-- BEGIN RECORDS FOR THIS TASK --

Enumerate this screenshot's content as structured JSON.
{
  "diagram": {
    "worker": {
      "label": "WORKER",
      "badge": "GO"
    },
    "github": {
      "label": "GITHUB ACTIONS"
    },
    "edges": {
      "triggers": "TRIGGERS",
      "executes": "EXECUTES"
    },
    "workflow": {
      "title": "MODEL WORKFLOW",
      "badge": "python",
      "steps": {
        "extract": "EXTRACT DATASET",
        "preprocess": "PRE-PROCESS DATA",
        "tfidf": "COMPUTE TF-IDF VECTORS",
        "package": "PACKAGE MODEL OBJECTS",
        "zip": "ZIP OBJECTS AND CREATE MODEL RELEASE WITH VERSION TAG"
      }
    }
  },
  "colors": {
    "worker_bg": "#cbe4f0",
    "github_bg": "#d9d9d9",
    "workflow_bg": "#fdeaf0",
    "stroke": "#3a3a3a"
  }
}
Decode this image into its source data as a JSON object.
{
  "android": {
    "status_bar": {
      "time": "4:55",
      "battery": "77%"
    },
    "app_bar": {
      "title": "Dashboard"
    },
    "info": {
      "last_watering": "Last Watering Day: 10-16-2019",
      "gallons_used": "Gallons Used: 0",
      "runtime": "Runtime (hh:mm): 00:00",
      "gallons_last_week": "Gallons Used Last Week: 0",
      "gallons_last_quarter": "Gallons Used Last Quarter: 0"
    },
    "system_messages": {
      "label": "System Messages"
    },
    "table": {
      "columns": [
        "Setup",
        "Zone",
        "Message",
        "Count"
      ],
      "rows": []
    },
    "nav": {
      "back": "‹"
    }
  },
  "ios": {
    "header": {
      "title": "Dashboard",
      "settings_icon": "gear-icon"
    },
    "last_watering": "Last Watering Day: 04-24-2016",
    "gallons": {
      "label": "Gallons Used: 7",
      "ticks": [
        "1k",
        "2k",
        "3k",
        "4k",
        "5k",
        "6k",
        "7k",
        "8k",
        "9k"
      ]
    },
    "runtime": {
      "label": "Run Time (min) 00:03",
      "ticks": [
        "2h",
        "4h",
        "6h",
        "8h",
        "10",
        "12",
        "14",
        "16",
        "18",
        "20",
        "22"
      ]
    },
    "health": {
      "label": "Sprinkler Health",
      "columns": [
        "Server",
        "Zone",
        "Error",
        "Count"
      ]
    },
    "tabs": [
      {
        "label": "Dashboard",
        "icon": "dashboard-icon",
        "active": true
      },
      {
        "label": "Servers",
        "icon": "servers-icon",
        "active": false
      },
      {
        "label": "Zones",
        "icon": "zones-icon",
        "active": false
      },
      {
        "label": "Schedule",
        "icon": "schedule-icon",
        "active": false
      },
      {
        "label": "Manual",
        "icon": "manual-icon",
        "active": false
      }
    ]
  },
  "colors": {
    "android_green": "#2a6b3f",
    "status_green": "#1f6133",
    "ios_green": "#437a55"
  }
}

-- END RECORDS FOR THIS TASK --

### DESCRIPTION OF THE TASK
Reproduce the full listing exactly.

### EXERCISE RESULT
Enumerate this screenshot's content as structured JSON.
{
  "diagram": {
    "worker": {
      "label": "WORKER",
      "badge": "GO"
    },
    "github": {
      "label": "GITHUB ACTIONS"
    },
    "edges": {
      "triggers": "TRIGGERS",
      "executes": "EXECUTES"
    },
    "workflow": {
      "title": "MODEL WORKFLOW",
      "badge": "python",
      "steps": {
        "extract": "EXTRACT DATASET",
        "preprocess": "PRE-PROCESS DATA",
        "tfidf": "COMPUTE TF-IDF VECTORS",
        "package": "PACKAGE MODEL OBJECTS",
        "zip": "ZIP OBJECTS AND CREATE MODEL RELEASE WITH VERSION TAG"
      }
    }
  },
  "colors": {
    "worker_bg": "#cbe4f0",
    "github_bg": "#d9d9d9",
    "workflow_bg": "#fdeaf0",
    "stroke": "#3a3a3a"
  }
}
Decode this image into its source data as a JSON object.
{
  "android": {
    "status_bar": {
      "time": "4:55",
      "battery": "77%"
    },
    "app_bar": {
      "title": "Dashboard"
    },
    "info": {
      "last_watering": "Last Watering Day: 10-16-2019",
      "gallons_used": "Gallons Used: 0",
      "runtime": "Runtime (hh:mm): 00:00",
      "gallons_last_week": "Gallons Used Last Week: 0",
      "gallons_last_quarter": "Gallons Used Last Quarter: 0"
    },
    "system_messages": {
      "label": "System Messages"
    },
    "table": {
      "columns": [
        "Setup",
        "Zone",
        "Message",
        "Count"
      ],
      "rows": []
    },
    "nav": {
      "back": "‹"
    }
  },
  "ios": {
    "header": {
      "title": "Dashboard",
      "settings_icon": "gear-icon"
    },
    "last_watering": "Last Watering Day: 04-24-2016",
    "gallons": {
      "label": "Gallons Used: 7",
      "ticks": [
        "1k",
        "2k",
        "3k",
        "4k",
        "5k",
        "6k",
        "7k",
        "8k",
        "9k"
      ]
    },
    "runtime": {
      "label": "Run Time (min) 00:03",
      "ticks": [
        "2h",
        "4h",
        "6h",
        "8h",
        "10",
        "12",
        "14",
        "16",
        "18",
        "20",
        "22"
      ]
    },
    "health": {
      "label": "Sprinkler Health",
      "columns": [
        "Server",
        "Zone",
        "Error",
        "Count"
      ]
    },
    "tabs": [
      {
        "label": "Dashboard",
        "icon": "dashboard-icon",
        "active": true
      },
      {
        "label": "Servers",
        "icon": "servers-icon",
        "active": false
      },
      {
        "label": "Zones",
        "icon": "zones-icon",
        "active": false
      },
      {
        "label": "Schedule",
        "icon": "schedule-icon",
        "active": false
      },
      {
        "label": "Manual",
        "icon": "manual-icon",
        "active": false
      }
    ]
  },
  "colors": {
    "android_green": "#2a6b3f",
    "status_green": "#1f6133",
    "ios_green": "#437a55"
  }
}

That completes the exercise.